▸ **Short exercise**
What is the number of lines in the entries that include the word "coaches"? Respond with the number only.
########
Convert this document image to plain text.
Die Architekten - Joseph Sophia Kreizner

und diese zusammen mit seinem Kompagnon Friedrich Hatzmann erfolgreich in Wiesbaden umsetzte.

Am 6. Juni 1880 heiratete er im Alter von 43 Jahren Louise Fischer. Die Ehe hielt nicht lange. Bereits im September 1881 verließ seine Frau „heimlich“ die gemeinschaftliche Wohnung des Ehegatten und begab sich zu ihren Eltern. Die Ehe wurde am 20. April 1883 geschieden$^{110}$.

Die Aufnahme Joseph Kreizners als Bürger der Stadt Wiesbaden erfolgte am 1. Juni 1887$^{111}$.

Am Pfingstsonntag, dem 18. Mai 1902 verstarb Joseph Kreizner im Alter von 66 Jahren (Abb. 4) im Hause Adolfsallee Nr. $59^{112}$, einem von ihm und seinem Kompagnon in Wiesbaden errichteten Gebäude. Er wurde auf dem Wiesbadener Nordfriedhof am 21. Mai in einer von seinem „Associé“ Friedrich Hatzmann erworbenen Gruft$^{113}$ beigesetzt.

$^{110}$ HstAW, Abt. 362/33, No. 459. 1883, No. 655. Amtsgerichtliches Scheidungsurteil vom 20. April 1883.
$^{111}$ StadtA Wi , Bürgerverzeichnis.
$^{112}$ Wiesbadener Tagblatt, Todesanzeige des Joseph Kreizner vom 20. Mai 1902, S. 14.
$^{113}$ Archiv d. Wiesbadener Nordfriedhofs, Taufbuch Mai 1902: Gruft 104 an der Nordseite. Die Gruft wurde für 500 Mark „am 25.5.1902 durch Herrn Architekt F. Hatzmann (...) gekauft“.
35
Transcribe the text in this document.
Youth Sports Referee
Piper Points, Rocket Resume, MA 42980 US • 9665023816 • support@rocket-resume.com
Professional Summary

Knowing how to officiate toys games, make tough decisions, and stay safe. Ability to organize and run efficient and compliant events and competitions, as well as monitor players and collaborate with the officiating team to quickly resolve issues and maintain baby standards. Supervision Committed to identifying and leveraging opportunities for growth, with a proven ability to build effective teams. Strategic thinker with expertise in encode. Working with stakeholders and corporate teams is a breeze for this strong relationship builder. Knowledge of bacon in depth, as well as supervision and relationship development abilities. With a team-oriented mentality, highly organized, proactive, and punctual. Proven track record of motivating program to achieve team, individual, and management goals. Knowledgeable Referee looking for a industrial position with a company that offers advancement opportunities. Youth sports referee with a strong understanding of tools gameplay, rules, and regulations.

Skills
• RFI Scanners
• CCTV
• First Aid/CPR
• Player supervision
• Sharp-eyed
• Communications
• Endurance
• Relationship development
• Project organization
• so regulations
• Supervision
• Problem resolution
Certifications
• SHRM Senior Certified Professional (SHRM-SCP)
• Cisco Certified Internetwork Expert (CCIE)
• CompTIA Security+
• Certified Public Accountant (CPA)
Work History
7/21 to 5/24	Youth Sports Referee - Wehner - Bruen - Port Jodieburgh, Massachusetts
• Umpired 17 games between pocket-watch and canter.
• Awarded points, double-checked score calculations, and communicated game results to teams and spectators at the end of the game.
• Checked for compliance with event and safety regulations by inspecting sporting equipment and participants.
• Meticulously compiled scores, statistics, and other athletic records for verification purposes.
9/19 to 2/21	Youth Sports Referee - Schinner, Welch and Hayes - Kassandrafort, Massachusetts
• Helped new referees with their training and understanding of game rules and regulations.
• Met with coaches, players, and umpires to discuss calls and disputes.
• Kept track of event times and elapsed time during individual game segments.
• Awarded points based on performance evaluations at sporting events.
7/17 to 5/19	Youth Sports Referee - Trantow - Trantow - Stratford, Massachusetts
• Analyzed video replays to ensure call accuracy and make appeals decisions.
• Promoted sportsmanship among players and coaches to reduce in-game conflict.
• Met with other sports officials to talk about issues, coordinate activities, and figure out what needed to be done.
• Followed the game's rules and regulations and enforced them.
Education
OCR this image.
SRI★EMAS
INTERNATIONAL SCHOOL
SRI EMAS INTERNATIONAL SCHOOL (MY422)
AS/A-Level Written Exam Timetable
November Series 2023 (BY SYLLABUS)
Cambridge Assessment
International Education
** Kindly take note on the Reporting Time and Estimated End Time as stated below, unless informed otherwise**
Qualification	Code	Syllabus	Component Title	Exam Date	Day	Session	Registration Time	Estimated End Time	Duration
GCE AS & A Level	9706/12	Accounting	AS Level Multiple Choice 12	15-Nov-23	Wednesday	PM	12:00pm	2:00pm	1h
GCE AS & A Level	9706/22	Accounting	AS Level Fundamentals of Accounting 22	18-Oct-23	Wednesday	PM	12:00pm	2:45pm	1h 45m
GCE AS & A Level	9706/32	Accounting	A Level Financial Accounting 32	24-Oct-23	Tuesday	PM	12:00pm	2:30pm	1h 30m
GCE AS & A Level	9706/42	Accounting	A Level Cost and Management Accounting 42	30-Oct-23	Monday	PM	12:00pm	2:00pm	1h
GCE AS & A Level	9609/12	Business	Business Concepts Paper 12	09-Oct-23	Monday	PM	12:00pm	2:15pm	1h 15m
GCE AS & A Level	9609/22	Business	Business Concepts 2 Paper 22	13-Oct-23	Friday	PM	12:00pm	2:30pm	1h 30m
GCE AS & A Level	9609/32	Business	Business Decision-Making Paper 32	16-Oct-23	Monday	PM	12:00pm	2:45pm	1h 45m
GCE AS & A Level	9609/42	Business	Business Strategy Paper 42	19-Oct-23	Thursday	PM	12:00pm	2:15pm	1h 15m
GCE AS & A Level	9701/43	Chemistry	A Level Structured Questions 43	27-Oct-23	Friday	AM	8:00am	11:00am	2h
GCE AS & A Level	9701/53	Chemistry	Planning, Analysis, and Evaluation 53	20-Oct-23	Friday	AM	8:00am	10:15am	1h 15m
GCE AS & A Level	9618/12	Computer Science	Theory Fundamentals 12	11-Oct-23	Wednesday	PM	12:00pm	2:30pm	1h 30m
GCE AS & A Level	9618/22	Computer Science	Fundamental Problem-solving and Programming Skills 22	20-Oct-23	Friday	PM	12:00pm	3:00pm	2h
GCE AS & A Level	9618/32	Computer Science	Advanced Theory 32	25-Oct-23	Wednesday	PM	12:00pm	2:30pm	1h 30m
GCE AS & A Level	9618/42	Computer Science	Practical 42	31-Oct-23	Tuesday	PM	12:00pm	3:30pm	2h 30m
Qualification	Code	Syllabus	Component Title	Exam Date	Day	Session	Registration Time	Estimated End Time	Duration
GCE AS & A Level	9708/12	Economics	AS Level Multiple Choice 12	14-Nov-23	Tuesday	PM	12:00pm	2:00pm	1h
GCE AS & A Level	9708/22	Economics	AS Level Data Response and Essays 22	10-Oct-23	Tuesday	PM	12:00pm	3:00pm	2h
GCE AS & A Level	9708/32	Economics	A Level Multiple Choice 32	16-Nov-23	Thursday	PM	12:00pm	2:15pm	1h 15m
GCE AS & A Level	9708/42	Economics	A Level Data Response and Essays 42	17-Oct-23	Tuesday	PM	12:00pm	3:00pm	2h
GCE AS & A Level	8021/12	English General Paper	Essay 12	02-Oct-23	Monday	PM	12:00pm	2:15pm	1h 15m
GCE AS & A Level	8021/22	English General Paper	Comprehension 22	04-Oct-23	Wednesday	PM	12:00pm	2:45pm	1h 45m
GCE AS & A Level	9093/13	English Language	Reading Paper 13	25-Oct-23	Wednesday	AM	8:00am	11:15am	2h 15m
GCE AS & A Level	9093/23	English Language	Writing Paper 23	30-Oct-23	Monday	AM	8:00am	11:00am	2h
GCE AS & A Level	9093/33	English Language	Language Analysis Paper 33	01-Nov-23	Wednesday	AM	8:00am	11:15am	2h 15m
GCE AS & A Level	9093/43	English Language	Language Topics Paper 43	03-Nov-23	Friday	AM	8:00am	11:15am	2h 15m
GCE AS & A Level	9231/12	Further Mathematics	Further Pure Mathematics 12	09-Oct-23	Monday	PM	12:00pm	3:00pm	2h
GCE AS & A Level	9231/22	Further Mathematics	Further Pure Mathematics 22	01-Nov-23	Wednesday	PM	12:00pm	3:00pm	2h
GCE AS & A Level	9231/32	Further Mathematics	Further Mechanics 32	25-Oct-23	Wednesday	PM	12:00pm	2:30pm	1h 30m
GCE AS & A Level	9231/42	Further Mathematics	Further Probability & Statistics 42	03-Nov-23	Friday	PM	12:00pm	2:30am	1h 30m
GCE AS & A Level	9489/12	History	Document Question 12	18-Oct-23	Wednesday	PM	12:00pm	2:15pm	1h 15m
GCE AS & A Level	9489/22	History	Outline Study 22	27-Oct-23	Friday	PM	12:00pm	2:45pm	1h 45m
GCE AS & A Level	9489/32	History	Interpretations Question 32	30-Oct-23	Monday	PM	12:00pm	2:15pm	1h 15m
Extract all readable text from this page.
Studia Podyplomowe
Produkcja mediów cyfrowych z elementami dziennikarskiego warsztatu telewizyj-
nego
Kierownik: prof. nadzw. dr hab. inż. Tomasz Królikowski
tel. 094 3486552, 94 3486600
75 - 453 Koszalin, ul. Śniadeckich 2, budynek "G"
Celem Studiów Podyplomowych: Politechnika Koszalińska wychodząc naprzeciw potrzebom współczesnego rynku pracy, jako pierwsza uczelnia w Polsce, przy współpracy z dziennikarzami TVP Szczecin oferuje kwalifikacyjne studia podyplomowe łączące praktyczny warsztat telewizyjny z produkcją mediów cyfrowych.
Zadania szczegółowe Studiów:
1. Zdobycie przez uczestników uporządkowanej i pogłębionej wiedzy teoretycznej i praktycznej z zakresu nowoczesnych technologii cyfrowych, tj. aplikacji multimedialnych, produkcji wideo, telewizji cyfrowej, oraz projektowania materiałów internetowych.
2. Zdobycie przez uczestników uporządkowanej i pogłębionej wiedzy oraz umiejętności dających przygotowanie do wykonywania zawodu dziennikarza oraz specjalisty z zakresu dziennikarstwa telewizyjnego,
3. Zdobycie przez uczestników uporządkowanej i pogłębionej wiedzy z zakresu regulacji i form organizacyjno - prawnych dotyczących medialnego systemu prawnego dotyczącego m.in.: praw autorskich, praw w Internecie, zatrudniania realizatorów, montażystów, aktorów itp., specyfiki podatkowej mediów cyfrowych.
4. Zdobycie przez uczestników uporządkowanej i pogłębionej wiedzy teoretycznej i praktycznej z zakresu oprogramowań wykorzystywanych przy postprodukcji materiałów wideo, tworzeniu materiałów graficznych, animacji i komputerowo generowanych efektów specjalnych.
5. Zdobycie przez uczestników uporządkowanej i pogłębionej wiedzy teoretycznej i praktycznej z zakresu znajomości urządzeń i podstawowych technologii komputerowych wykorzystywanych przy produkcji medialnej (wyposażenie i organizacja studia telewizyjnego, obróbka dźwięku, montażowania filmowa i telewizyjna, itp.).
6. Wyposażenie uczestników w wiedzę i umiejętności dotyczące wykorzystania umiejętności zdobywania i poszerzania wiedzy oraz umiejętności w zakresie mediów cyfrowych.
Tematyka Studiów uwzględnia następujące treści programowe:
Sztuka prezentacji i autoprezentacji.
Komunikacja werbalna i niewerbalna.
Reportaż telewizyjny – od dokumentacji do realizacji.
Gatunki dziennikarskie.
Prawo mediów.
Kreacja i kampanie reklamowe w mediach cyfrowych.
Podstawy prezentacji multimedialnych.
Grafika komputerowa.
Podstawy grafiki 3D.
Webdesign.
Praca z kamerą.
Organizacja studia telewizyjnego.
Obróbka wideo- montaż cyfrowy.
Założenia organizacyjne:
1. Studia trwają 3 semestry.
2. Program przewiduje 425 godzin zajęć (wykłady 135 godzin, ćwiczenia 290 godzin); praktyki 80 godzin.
########
▸ **Result of the exercise**
2